[PROBLEM TO SOLVE]: Search the data below for the string "give". Extract every line that contains it.

═══ TASK MATERIAL

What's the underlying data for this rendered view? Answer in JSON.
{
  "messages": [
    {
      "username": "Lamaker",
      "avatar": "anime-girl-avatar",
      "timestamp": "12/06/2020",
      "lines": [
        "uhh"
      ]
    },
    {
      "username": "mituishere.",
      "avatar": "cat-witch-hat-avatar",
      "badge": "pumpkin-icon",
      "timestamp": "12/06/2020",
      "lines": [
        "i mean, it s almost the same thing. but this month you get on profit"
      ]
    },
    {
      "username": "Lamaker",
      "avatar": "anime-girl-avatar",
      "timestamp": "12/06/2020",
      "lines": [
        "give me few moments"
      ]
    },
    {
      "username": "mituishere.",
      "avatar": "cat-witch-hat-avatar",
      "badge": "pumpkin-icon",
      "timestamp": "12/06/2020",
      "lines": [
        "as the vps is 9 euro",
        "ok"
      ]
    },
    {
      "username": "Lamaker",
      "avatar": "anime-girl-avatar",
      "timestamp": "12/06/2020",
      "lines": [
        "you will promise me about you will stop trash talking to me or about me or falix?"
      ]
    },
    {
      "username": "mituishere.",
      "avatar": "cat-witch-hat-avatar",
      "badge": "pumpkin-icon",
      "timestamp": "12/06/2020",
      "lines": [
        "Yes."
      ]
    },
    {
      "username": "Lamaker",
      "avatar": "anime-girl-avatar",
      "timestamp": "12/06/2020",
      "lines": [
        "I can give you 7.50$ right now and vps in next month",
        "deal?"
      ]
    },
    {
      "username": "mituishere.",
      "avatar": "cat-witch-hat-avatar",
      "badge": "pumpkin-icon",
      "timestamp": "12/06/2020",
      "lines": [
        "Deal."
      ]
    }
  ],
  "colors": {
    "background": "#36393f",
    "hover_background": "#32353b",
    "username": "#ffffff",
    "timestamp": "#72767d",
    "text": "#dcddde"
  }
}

══════

[FULL SOLUTION]:
        "give me few moments"
        "I can give you 7.50$ right now and vps in next month",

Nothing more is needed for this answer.